* start Listed records *

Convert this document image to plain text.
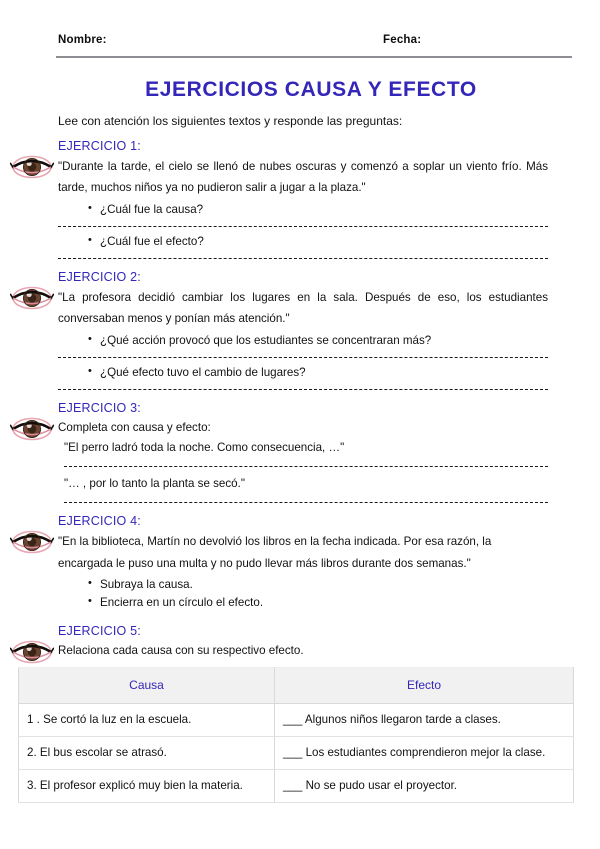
Nombre:	Fecha:
EJERCICIOS CAUSA Y EFECTO
Lee con atención los siguientes textos y responde las preguntas:
EJERCICIO 1:

"Durante la tarde, el cielo se llenó de nubes oscuras y comenzó a soplar un viento frío. Más tarde, muchos niños ya no pudieron salir a jugar a la plaza."

• ¿Cuál fue la causa?
• ¿Cuál fue el efecto?
EJERCICIO 2:

"La profesora decidió cambiar los lugares en la sala. Después de eso, los estudiantes conversaban menos y ponían más atención."

• ¿Qué acción provocó que los estudiantes se concentraran más?
• ¿Qué efecto tuvo el cambio de lugares?
EJERCICIO 3:

Completa con causa y efecto:

"El perro ladró toda la noche. Como consecuencia, …"

"… , por lo tanto la planta se secó."

EJERCICIO 4:

"En la biblioteca, Martín no devolvió los libros en la fecha indicada. Por esa razón, la encargada le puso una multa y no pudo llevar más libros durante dos semanas."

• Subraya la causa.
• Encierra en un círculo el efecto.
EJERCICIO 5:

Relaciona cada causa con su respectivo efecto.

Causa	Efecto
1 . Se cortó la luz en la escuela.	___ Algunos niños llegaron tarde a clases.
2. El bus escolar se atrasó.	___ Los estudiantes comprendieron mejor la clase.
3. El profesor explicó muy bien la materia.	___ No se pudo usar el proyector.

* end Listed records *

### Problem requirements
Repeat all of the data above word for word, minus the pictures.

### Result below
Convert this document image to plain text.
Nombre:	Fecha:
EJERCICIOS CAUSA Y EFECTO
Lee con atención los siguientes textos y responde las preguntas:
EJERCICIO 1:

"Durante la tarde, el cielo se llenó de nubes oscuras y comenzó a soplar un viento frío. Más tarde, muchos niños ya no pudieron salir a jugar a la plaza."

• ¿Cuál fue la causa?
• ¿Cuál fue el efecto?
EJERCICIO 2:

"La profesora decidió cambiar los lugares en la sala. Después de eso, los estudiantes conversaban menos y ponían más atención."

• ¿Qué acción provocó que los estudiantes se concentraran más?
• ¿Qué efecto tuvo el cambio de lugares?
EJERCICIO 3:

Completa con causa y efecto:

"El perro ladró toda la noche. Como consecuencia, …"

"… , por lo tanto la planta se secó."

EJERCICIO 4:

"En la biblioteca, Martín no devolvió los libros en la fecha indicada. Por esa razón, la encargada le puso una multa y no pudo llevar más libros durante dos semanas."

• Subraya la causa.
• Encierra en un círculo el efecto.
EJERCICIO 5:

Relaciona cada causa con su respectivo efecto.

Causa	Efecto
1 . Se cortó la luz en la escuela.	___ Algunos niños llegaron tarde a clases.
2. El bus escolar se atrasó.	___ Los estudiantes comprendieron mejor la clase.
3. El profesor explicó muy bien la materia.	___ No se pudo usar el proyector.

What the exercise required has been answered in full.